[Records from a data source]
══════
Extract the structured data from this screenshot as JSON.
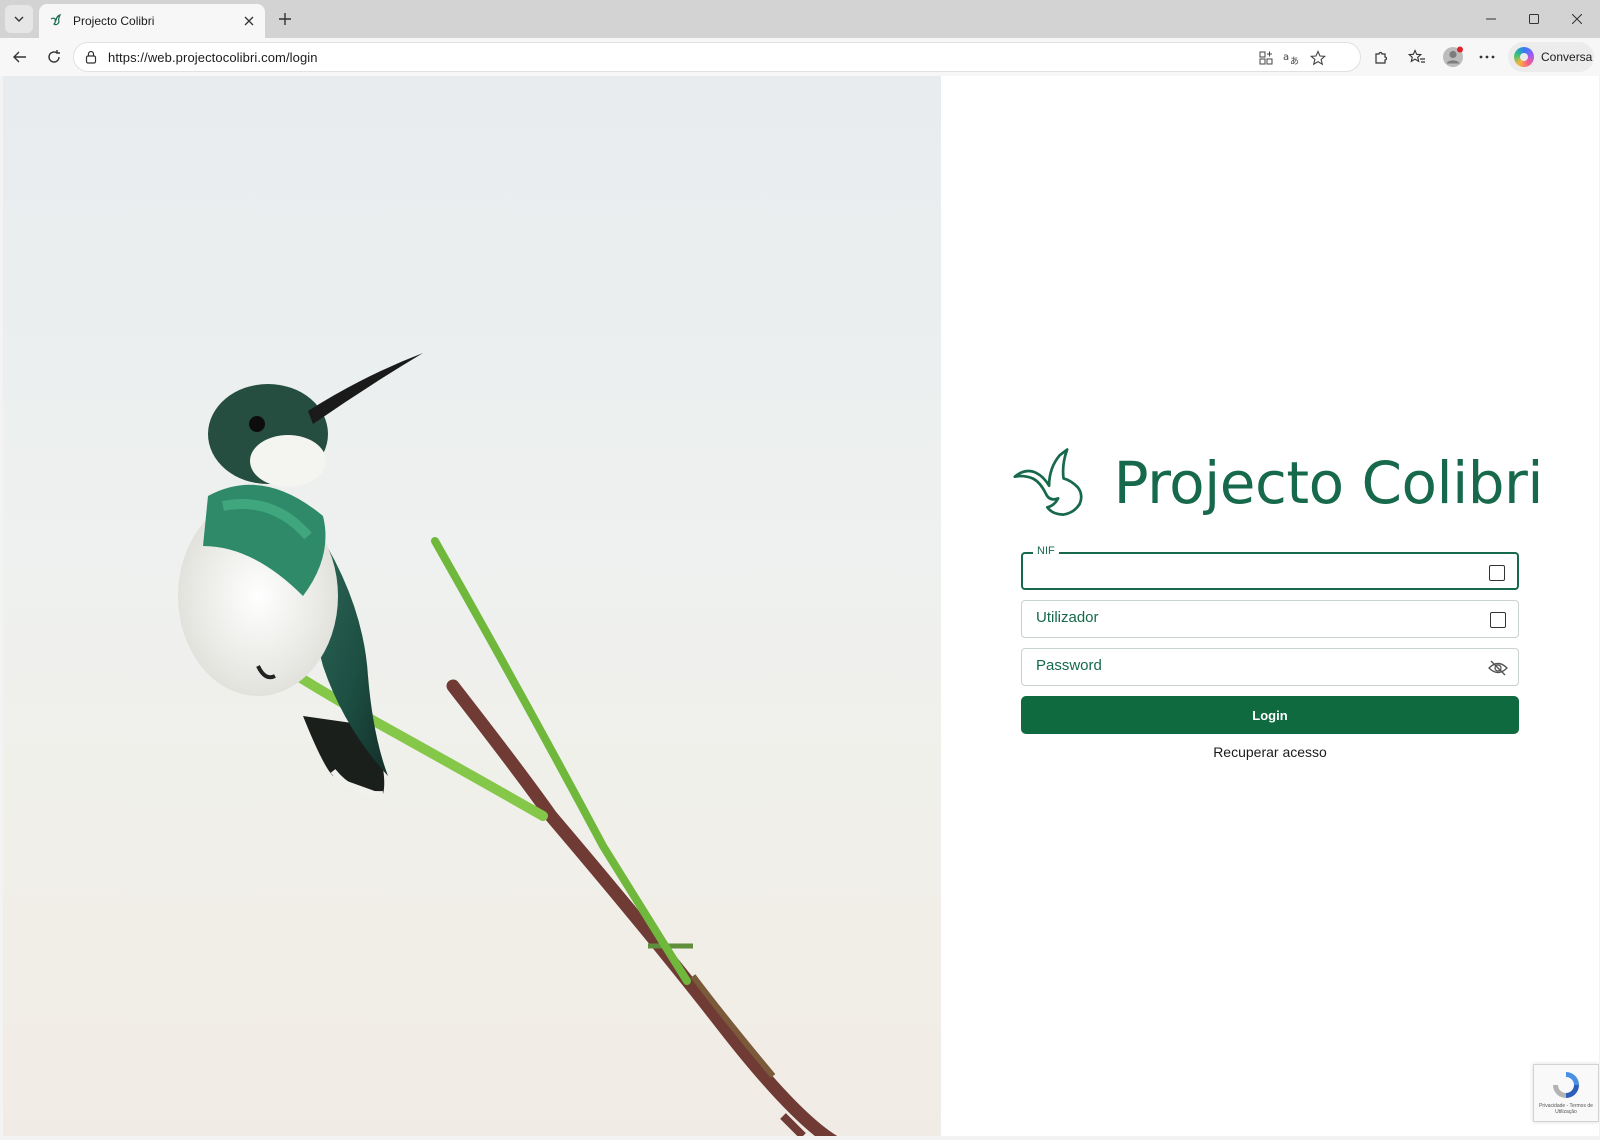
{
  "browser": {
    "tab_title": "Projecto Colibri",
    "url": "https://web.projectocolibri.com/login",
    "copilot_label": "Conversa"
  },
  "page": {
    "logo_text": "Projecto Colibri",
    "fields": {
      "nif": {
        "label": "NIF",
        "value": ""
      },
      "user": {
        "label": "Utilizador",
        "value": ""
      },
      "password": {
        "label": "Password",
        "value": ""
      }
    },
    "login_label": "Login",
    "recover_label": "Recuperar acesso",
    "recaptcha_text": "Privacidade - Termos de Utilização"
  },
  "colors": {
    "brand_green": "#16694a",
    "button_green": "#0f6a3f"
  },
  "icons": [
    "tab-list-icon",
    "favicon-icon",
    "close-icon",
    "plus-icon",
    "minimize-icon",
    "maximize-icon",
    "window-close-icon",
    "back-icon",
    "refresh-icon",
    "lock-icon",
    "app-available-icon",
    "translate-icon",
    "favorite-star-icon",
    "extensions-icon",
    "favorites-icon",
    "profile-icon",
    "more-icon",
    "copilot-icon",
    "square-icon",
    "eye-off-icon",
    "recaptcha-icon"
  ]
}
══════
Without the pictures, return the entries exactly as they appear.

◆ **Final answer**:
Extract the structured data from this screenshot as JSON.
{
  "browser": {
    "tab_title": "Projecto Colibri",
    "url": "https://web.projectocolibri.com/login",
    "copilot_label": "Conversa"
  },
  "page": {
    "logo_text": "Projecto Colibri",
    "fields": {
      "nif": {
        "label": "NIF",
        "value": ""
      },
      "user": {
        "label": "Utilizador",
        "value": ""
      },
      "password": {
        "label": "Password",
        "value": ""
      }
    },
    "login_label": "Login",
    "recover_label": "Recuperar acesso",
    "recaptcha_text": "Privacidade - Termos de Utilização"
  },
  "colors": {
    "brand_green": "#16694a",
    "button_green": "#0f6a3f"
  },
  "icons": [
    "tab-list-icon",
    "favicon-icon",
    "close-icon",
    "plus-icon",
    "minimize-icon",
    "maximize-icon",
    "window-close-icon",
    "back-icon",
    "refresh-icon",
    "lock-icon",
    "app-available-icon",
    "translate-icon",
    "favorite-star-icon",
    "extensions-icon",
    "favorites-icon",
    "profile-icon",
    "more-icon",
    "copilot-icon",
    "square-icon",
    "eye-off-icon",
    "recaptcha-icon"
  ]
}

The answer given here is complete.